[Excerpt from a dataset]
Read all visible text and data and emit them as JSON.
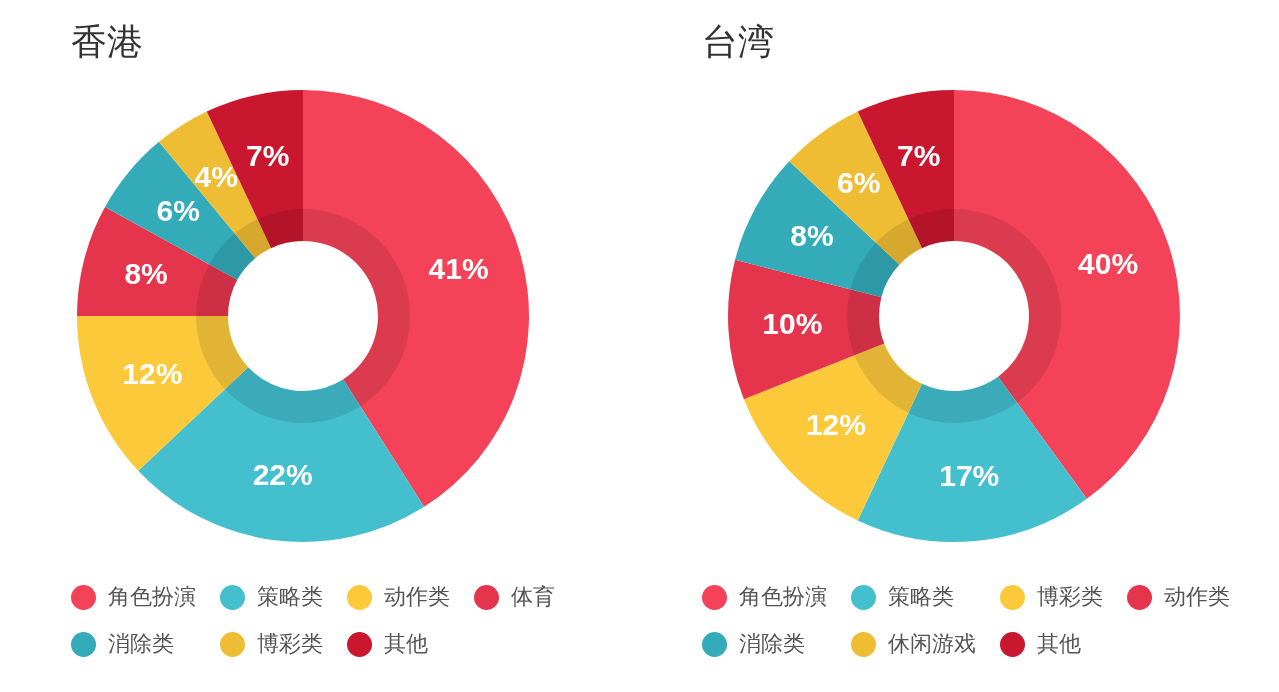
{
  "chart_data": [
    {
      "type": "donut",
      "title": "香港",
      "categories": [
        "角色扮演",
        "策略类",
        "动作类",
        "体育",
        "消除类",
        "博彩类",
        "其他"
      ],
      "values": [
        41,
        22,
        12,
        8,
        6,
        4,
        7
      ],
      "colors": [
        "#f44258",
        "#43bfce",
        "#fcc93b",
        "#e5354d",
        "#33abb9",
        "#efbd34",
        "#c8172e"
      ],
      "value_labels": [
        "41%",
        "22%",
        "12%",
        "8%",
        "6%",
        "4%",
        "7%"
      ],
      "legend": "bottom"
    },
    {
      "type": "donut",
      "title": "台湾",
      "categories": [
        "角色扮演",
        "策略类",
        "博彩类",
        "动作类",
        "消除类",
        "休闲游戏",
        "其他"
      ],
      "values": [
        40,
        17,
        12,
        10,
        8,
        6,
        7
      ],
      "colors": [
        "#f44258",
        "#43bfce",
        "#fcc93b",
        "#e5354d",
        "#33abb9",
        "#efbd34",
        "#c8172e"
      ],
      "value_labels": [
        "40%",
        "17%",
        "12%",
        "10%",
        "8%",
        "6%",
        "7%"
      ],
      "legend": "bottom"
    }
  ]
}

Directions for this task.
Repeat the records above exactly, leaving out the pictures.

Finished answer.
Read all visible text and data and emit them as JSON.
{
  "chart_data": [
    {
      "type": "donut",
      "title": "香港",
      "categories": [
        "角色扮演",
        "策略类",
        "动作类",
        "体育",
        "消除类",
        "博彩类",
        "其他"
      ],
      "values": [
        41,
        22,
        12,
        8,
        6,
        4,
        7
      ],
      "colors": [
        "#f44258",
        "#43bfce",
        "#fcc93b",
        "#e5354d",
        "#33abb9",
        "#efbd34",
        "#c8172e"
      ],
      "value_labels": [
        "41%",
        "22%",
        "12%",
        "8%",
        "6%",
        "4%",
        "7%"
      ],
      "legend": "bottom"
    },
    {
      "type": "donut",
      "title": "台湾",
      "categories": [
        "角色扮演",
        "策略类",
        "博彩类",
        "动作类",
        "消除类",
        "休闲游戏",
        "其他"
      ],
      "values": [
        40,
        17,
        12,
        10,
        8,
        6,
        7
      ],
      "colors": [
        "#f44258",
        "#43bfce",
        "#fcc93b",
        "#e5354d",
        "#33abb9",
        "#efbd34",
        "#c8172e"
      ],
      "value_labels": [
        "40%",
        "17%",
        "12%",
        "10%",
        "8%",
        "6%",
        "7%"
      ],
      "legend": "bottom"
    }
  ]
}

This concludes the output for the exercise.